◆ **Problem requirements**: Return every line of the records below verbatim, with no pictures in the copy.

◆ **Figure content listings**:
* BEGIN *

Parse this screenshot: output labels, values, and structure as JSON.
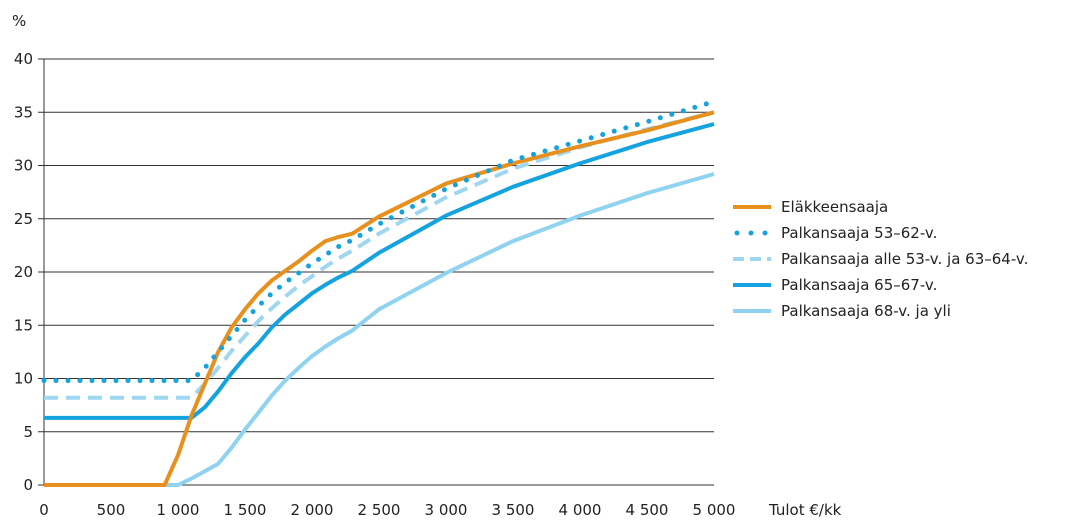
{
  "chart_data": {
    "type": "line",
    "title": "",
    "ylabel": "%",
    "xlabel": "Tulot €/kk",
    "xlim": [
      0,
      5000
    ],
    "ylim": [
      0,
      40
    ],
    "x_ticks": [
      0,
      500,
      1000,
      1500,
      2000,
      2500,
      3000,
      3500,
      4000,
      4500,
      5000
    ],
    "x_tick_labels": [
      "0",
      "500",
      "1 000",
      "1 500",
      "2 000",
      "2 500",
      "3 000",
      "3 500",
      "4 000",
      "4 500",
      "5 000"
    ],
    "y_ticks": [
      0,
      5,
      10,
      15,
      20,
      25,
      30,
      35,
      40
    ],
    "y_tick_labels": [
      "0",
      "5",
      "10",
      "15",
      "20",
      "25",
      "30",
      "35",
      "40"
    ],
    "grid": "horizontal",
    "legend_position": "right",
    "series": [
      {
        "name": "Eläkkeensaaja",
        "color": "#e8901e",
        "style": "solid",
        "points": [
          [
            0,
            0
          ],
          [
            900,
            0
          ],
          [
            1000,
            2.8
          ],
          [
            1100,
            6.5
          ],
          [
            1200,
            9.5
          ],
          [
            1300,
            12.5
          ],
          [
            1400,
            14.8
          ],
          [
            1500,
            16.5
          ],
          [
            1600,
            18.0
          ],
          [
            1700,
            19.2
          ],
          [
            1800,
            20.1
          ],
          [
            1900,
            21.0
          ],
          [
            2000,
            22.0
          ],
          [
            2100,
            22.9
          ],
          [
            2200,
            23.3
          ],
          [
            2300,
            23.6
          ],
          [
            2500,
            25.2
          ],
          [
            3000,
            28.3
          ],
          [
            3500,
            30.2
          ],
          [
            4000,
            31.8
          ],
          [
            4500,
            33.3
          ],
          [
            5000,
            35.0
          ]
        ]
      },
      {
        "name": "Palkansaaja 53–62-v.",
        "color": "#14a3de",
        "style": "dotted",
        "points": [
          [
            0,
            9.8
          ],
          [
            1100,
            9.8
          ],
          [
            1200,
            11.0
          ],
          [
            1300,
            12.5
          ],
          [
            1400,
            14.0
          ],
          [
            1500,
            15.5
          ],
          [
            1600,
            16.8
          ],
          [
            1700,
            18.0
          ],
          [
            1800,
            19.0
          ],
          [
            1900,
            19.9
          ],
          [
            2000,
            20.8
          ],
          [
            2100,
            21.6
          ],
          [
            2200,
            22.4
          ],
          [
            2300,
            23.0
          ],
          [
            2500,
            24.5
          ],
          [
            3000,
            27.8
          ],
          [
            3500,
            30.5
          ],
          [
            4000,
            32.3
          ],
          [
            4500,
            34.1
          ],
          [
            5000,
            36.0
          ]
        ]
      },
      {
        "name": "Palkansaaja alle 53-v. ja 63–64-v.",
        "color": "#9fd6f0",
        "style": "dashed",
        "points": [
          [
            0,
            8.2
          ],
          [
            1100,
            8.2
          ],
          [
            1200,
            9.5
          ],
          [
            1300,
            11.0
          ],
          [
            1400,
            12.6
          ],
          [
            1500,
            14.0
          ],
          [
            1600,
            15.4
          ],
          [
            1700,
            16.6
          ],
          [
            1800,
            17.7
          ],
          [
            1900,
            18.7
          ],
          [
            2000,
            19.6
          ],
          [
            2100,
            20.5
          ],
          [
            2200,
            21.3
          ],
          [
            2300,
            22.0
          ],
          [
            2500,
            23.6
          ],
          [
            3000,
            27.0
          ],
          [
            3500,
            29.7
          ],
          [
            4000,
            31.7
          ],
          [
            4500,
            33.4
          ],
          [
            5000,
            35.0
          ]
        ]
      },
      {
        "name": "Palkansaaja 65–67-v.",
        "color": "#14a3de",
        "style": "solid",
        "points": [
          [
            0,
            6.3
          ],
          [
            1100,
            6.3
          ],
          [
            1200,
            7.3
          ],
          [
            1300,
            8.8
          ],
          [
            1400,
            10.5
          ],
          [
            1500,
            12.0
          ],
          [
            1600,
            13.3
          ],
          [
            1700,
            14.8
          ],
          [
            1800,
            16.0
          ],
          [
            1900,
            17.0
          ],
          [
            2000,
            18.0
          ],
          [
            2100,
            18.8
          ],
          [
            2200,
            19.5
          ],
          [
            2300,
            20.1
          ],
          [
            2500,
            21.8
          ],
          [
            3000,
            25.3
          ],
          [
            3500,
            28.0
          ],
          [
            4000,
            30.2
          ],
          [
            4500,
            32.2
          ],
          [
            5000,
            33.9
          ]
        ]
      },
      {
        "name": "Palkansaaja 68-v. ja yli",
        "color": "#8fd3f1",
        "style": "solid",
        "points": [
          [
            0,
            0
          ],
          [
            1000,
            0
          ],
          [
            1100,
            0.6
          ],
          [
            1200,
            1.3
          ],
          [
            1300,
            2.0
          ],
          [
            1400,
            3.5
          ],
          [
            1500,
            5.2
          ],
          [
            1600,
            6.8
          ],
          [
            1700,
            8.4
          ],
          [
            1800,
            9.8
          ],
          [
            1900,
            11.0
          ],
          [
            2000,
            12.1
          ],
          [
            2100,
            13.0
          ],
          [
            2200,
            13.8
          ],
          [
            2300,
            14.5
          ],
          [
            2500,
            16.5
          ],
          [
            3000,
            19.9
          ],
          [
            3500,
            22.9
          ],
          [
            4000,
            25.3
          ],
          [
            4500,
            27.4
          ],
          [
            5000,
            29.2
          ]
        ]
      }
    ]
  }
}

* END *

◆ **Solution to the exercise**:
Parse this screenshot: output labels, values, and structure as JSON.
{
  "chart_data": {
    "type": "line",
    "title": "",
    "ylabel": "%",
    "xlabel": "Tulot €/kk",
    "xlim": [
      0,
      5000
    ],
    "ylim": [
      0,
      40
    ],
    "x_ticks": [
      0,
      500,
      1000,
      1500,
      2000,
      2500,
      3000,
      3500,
      4000,
      4500,
      5000
    ],
    "x_tick_labels": [
      "0",
      "500",
      "1 000",
      "1 500",
      "2 000",
      "2 500",
      "3 000",
      "3 500",
      "4 000",
      "4 500",
      "5 000"
    ],
    "y_ticks": [
      0,
      5,
      10,
      15,
      20,
      25,
      30,
      35,
      40
    ],
    "y_tick_labels": [
      "0",
      "5",
      "10",
      "15",
      "20",
      "25",
      "30",
      "35",
      "40"
    ],
    "grid": "horizontal",
    "legend_position": "right",
    "series": [
      {
        "name": "Eläkkeensaaja",
        "color": "#e8901e",
        "style": "solid",
        "points": [
          [
            0,
            0
          ],
          [
            900,
            0
          ],
          [
            1000,
            2.8
          ],
          [
            1100,
            6.5
          ],
          [
            1200,
            9.5
          ],
          [
            1300,
            12.5
          ],
          [
            1400,
            14.8
          ],
          [
            1500,
            16.5
          ],
          [
            1600,
            18.0
          ],
          [
            1700,
            19.2
          ],
          [
            1800,
            20.1
          ],
          [
            1900,
            21.0
          ],
          [
            2000,
            22.0
          ],
          [
            2100,
            22.9
          ],
          [
            2200,
            23.3
          ],
          [
            2300,
            23.6
          ],
          [
            2500,
            25.2
          ],
          [
            3000,
            28.3
          ],
          [
            3500,
            30.2
          ],
          [
            4000,
            31.8
          ],
          [
            4500,
            33.3
          ],
          [
            5000,
            35.0
          ]
        ]
      },
      {
        "name": "Palkansaaja 53–62-v.",
        "color": "#14a3de",
        "style": "dotted",
        "points": [
          [
            0,
            9.8
          ],
          [
            1100,
            9.8
          ],
          [
            1200,
            11.0
          ],
          [
            1300,
            12.5
          ],
          [
            1400,
            14.0
          ],
          [
            1500,
            15.5
          ],
          [
            1600,
            16.8
          ],
          [
            1700,
            18.0
          ],
          [
            1800,
            19.0
          ],
          [
            1900,
            19.9
          ],
          [
            2000,
            20.8
          ],
          [
            2100,
            21.6
          ],
          [
            2200,
            22.4
          ],
          [
            2300,
            23.0
          ],
          [
            2500,
            24.5
          ],
          [
            3000,
            27.8
          ],
          [
            3500,
            30.5
          ],
          [
            4000,
            32.3
          ],
          [
            4500,
            34.1
          ],
          [
            5000,
            36.0
          ]
        ]
      },
      {
        "name": "Palkansaaja alle 53-v. ja 63–64-v.",
        "color": "#9fd6f0",
        "style": "dashed",
        "points": [
          [
            0,
            8.2
          ],
          [
            1100,
            8.2
          ],
          [
            1200,
            9.5
          ],
          [
            1300,
            11.0
          ],
          [
            1400,
            12.6
          ],
          [
            1500,
            14.0
          ],
          [
            1600,
            15.4
          ],
          [
            1700,
            16.6
          ],
          [
            1800,
            17.7
          ],
          [
            1900,
            18.7
          ],
          [
            2000,
            19.6
          ],
          [
            2100,
            20.5
          ],
          [
            2200,
            21.3
          ],
          [
            2300,
            22.0
          ],
          [
            2500,
            23.6
          ],
          [
            3000,
            27.0
          ],
          [
            3500,
            29.7
          ],
          [
            4000,
            31.7
          ],
          [
            4500,
            33.4
          ],
          [
            5000,
            35.0
          ]
        ]
      },
      {
        "name": "Palkansaaja 65–67-v.",
        "color": "#14a3de",
        "style": "solid",
        "points": [
          [
            0,
            6.3
          ],
          [
            1100,
            6.3
          ],
          [
            1200,
            7.3
          ],
          [
            1300,
            8.8
          ],
          [
            1400,
            10.5
          ],
          [
            1500,
            12.0
          ],
          [
            1600,
            13.3
          ],
          [
            1700,
            14.8
          ],
          [
            1800,
            16.0
          ],
          [
            1900,
            17.0
          ],
          [
            2000,
            18.0
          ],
          [
            2100,
            18.8
          ],
          [
            2200,
            19.5
          ],
          [
            2300,
            20.1
          ],
          [
            2500,
            21.8
          ],
          [
            3000,
            25.3
          ],
          [
            3500,
            28.0
          ],
          [
            4000,
            30.2
          ],
          [
            4500,
            32.2
          ],
          [
            5000,
            33.9
          ]
        ]
      },
      {
        "name": "Palkansaaja 68-v. ja yli",
        "color": "#8fd3f1",
        "style": "solid",
        "points": [
          [
            0,
            0
          ],
          [
            1000,
            0
          ],
          [
            1100,
            0.6
          ],
          [
            1200,
            1.3
          ],
          [
            1300,
            2.0
          ],
          [
            1400,
            3.5
          ],
          [
            1500,
            5.2
          ],
          [
            1600,
            6.8
          ],
          [
            1700,
            8.4
          ],
          [
            1800,
            9.8
          ],
          [
            1900,
            11.0
          ],
          [
            2000,
            12.1
          ],
          [
            2100,
            13.0
          ],
          [
            2200,
            13.8
          ],
          [
            2300,
            14.5
          ],
          [
            2500,
            16.5
          ],
          [
            3000,
            19.9
          ],
          [
            3500,
            22.9
          ],
          [
            4000,
            25.3
          ],
          [
            4500,
            27.4
          ],
          [
            5000,
            29.2
          ]
        ]
      }
    ]
  }
}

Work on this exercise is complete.